▸ **Testo di partenza**:
Passa dalle autoproduzioni alle collaborazioni con Vasco Rossi e Achille Lauro. «C'è sperimentazione anche nel pop e all'estero l'underground è apprezzato da un pubblico ampio. Nel 2020 non ha senso dividersi in fazioni»

Beatrice Antolini dimostra che indie e pop sono la stessa cosa

Beatrice Antolini

Foto: Luca D'Amelio

Beatrice Antolini è un’esploratrice che ha la stessa indole sperimentale di Björk, di St. Vincent, di FKA twigs. È compositrice, polistrumentista, produttrice, cantante, performer. Ha sei album da titolare e una miriade di collaborazioni con artisti di ogni tipo, da Lydia Lunch a Vasco Rossi passando per Emis Killa e Achille Lauro. È una figura diversa da qualsiasi altra del nostro Paese che attraversa i generi con un approccio realmente internazionale.

Il tuo cammino artistico parte da lontano, da quando molto piccola cominci a studiare il pianoforte.
Sì, il pianoforte, ma anche tutti gli altri strumenti che mi capitavano tra le mani, fino al momento in cui, a 5-6 anni, ho cominciato a registrare da sola le mie canzoni. Con le prime rudimentali sovraincisioni davo già allora importanza alla produzione, oltre che alla composizione. Ragionavo da produttore, volevo utilizzare più strumenti possibile per creare un arrangiamento completo. Da lì è nata la mia cifra artistica: suonare tutti gli strumenti nei miei dischi, registrarli, mixarli. Questo partendo dagli esperimenti con dei semplici registratori a cassetta fino a esplorare tutta la tecnologia disponibile nel corso degli anni.

La cura per gli arrangiamenti è una delle basi fondamentali del tuo lavoro.
Sì, una necessità mia, da produttore. Occuparmi del basso, della chitarra, dei sintetizzatori, prendere i plug-in adeguati, i virtual instruments, con gli archi o qualsiasi altro suono avessi bisogno per fare tutto da sola. Poi chiaramente se c’è qualcosa che vorrei fosse fatta in maniera diversa non ho nessun problema a collaborare con altre persone.

Come concili questa tua tendenza a gestire da sola la tua musica con il coinvolgimento in una band?

▸ **Compito assegnato 1**:
Trascrivi dall'intervista a Beatrice Antolini il passo che comincia con "Passa dalle autoproduzioni" e termina con "approccio realmente internazionale.".
▸ **Compito assegnato 2**:
Riprendi l'intervista a Beatrice Antolini e portala avanti a partire dall'ultima frase riportata.

▸ **Dati archiviati**:

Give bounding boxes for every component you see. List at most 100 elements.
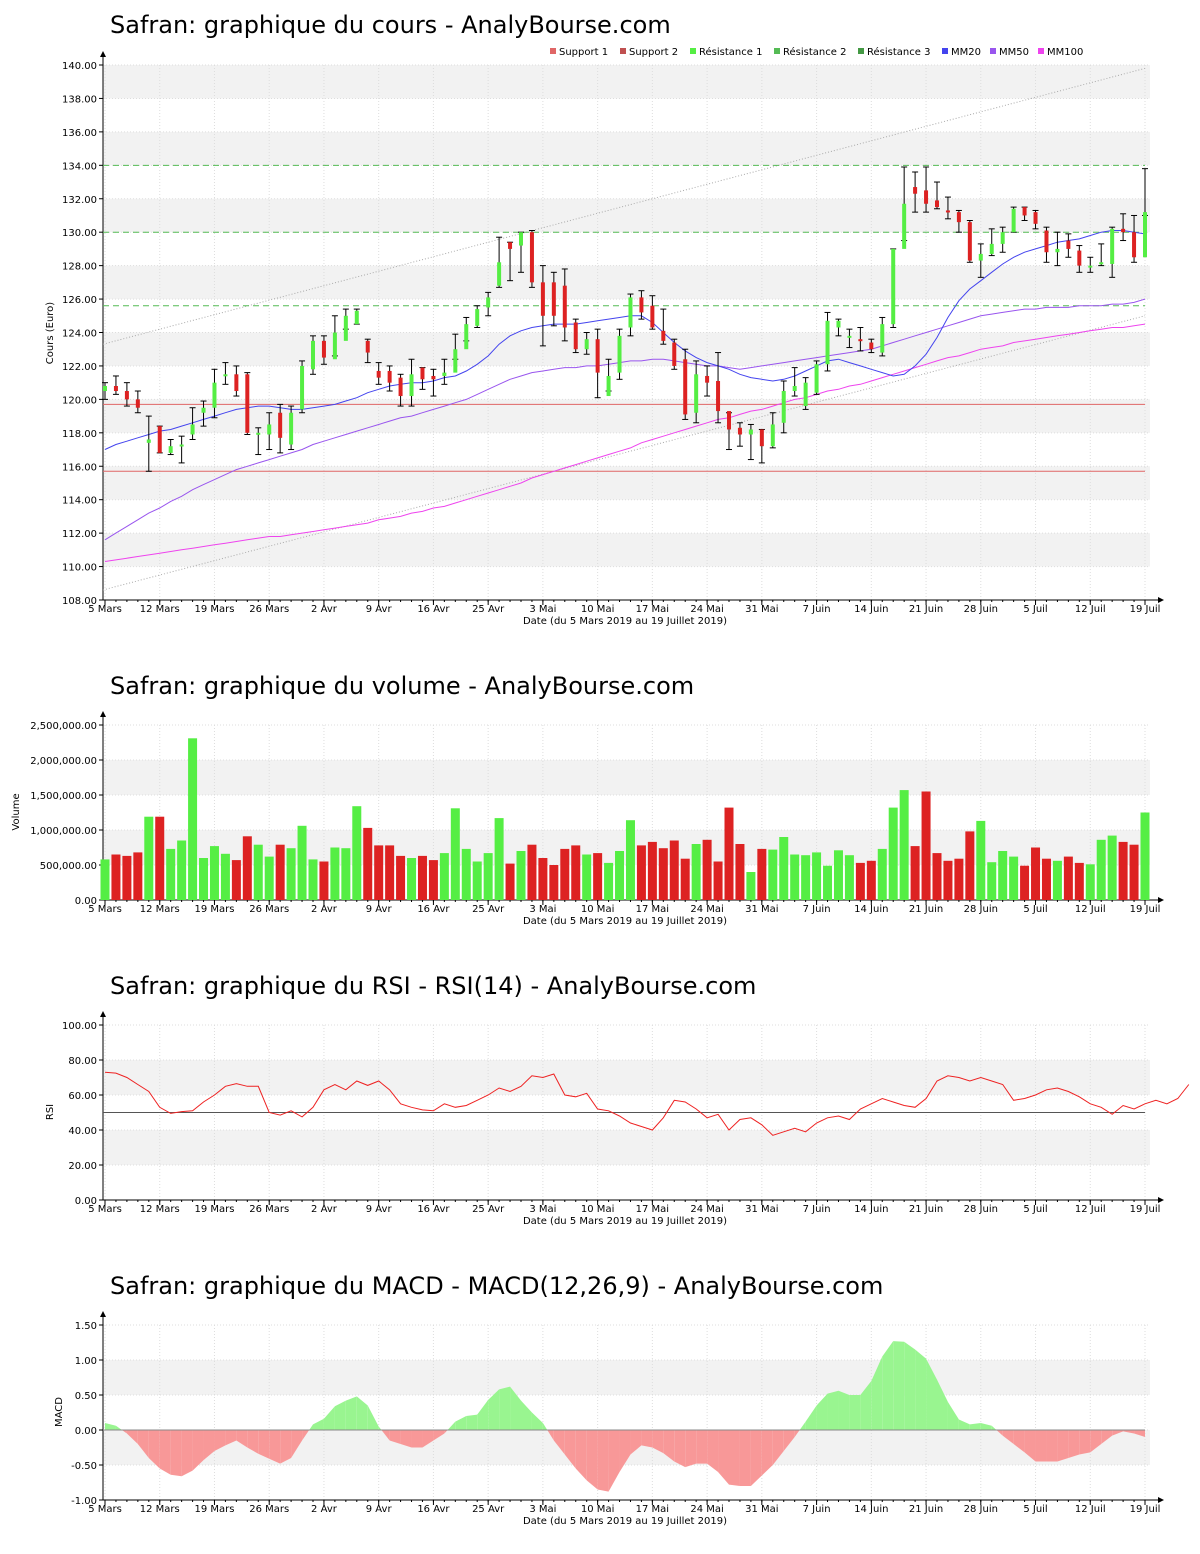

▸ **Risposta 1**:
Passa dalle autoproduzioni alle collaborazioni con Vasco Rossi e Achille Lauro. «C'è sperimentazione anche nel pop e all'estero l'underground è apprezzato da un pubblico ampio. Nel 2020 non ha senso dividersi in fazioni»

Beatrice Antolini dimostra che indie e pop sono la stessa cosa

Beatrice Antolini

Foto: Luca D'Amelio

Beatrice Antolini è un’esploratrice che ha la stessa indole sperimentale di Björk, di St. Vincent, di FKA twigs. È compositrice, polistrumentista, produttrice, cantante, performer. Ha sei album da titolare e una miriade di collaborazioni con artisti di ogni tipo, da Lydia Lunch a Vasco Rossi passando per Emis Killa e Achille Lauro. È una figura diversa da qualsiasi altra del nostro Paese che attraversa i generi con un approccio realmente internazionale.

▸ **Risposta 2**:
È un altro discorso, posso stare anche molto bene in una band dove ognuno ha le sue competenze. Nei miei dischi è diverso, io sono la compositrice e le varie parti devono per forza di cose essere scritte e suonate da me, anche se, come dicevo prima, non è escluso che possa fare eseguire ad altri ciò che ho pensato. In questo senso mi sento molto vicina a una compositrice di musica contemporanea, che non si nega però varie incursioni nel pop, nel rock e in svariati altri generi.

Un caso abbastanza unico nella musica italiana.
Tutto il mio percorso è alieno, con cose diversissime l’una dall’altra: dal lavorare con artisti internazionali al misurarmi con il pop italiano, a fare remix di musica elettronica e sperimentare nei miei dischi. Una cosa perfettamente voluta, sono curiosa e ho voglia di mettermi alla prova in varie situazioni, a volte anche con un po’ di incoscienza, ma pensando sempre che alla fine ce la farò.

È stato un cammino fatto anche di sacrifici e fatica?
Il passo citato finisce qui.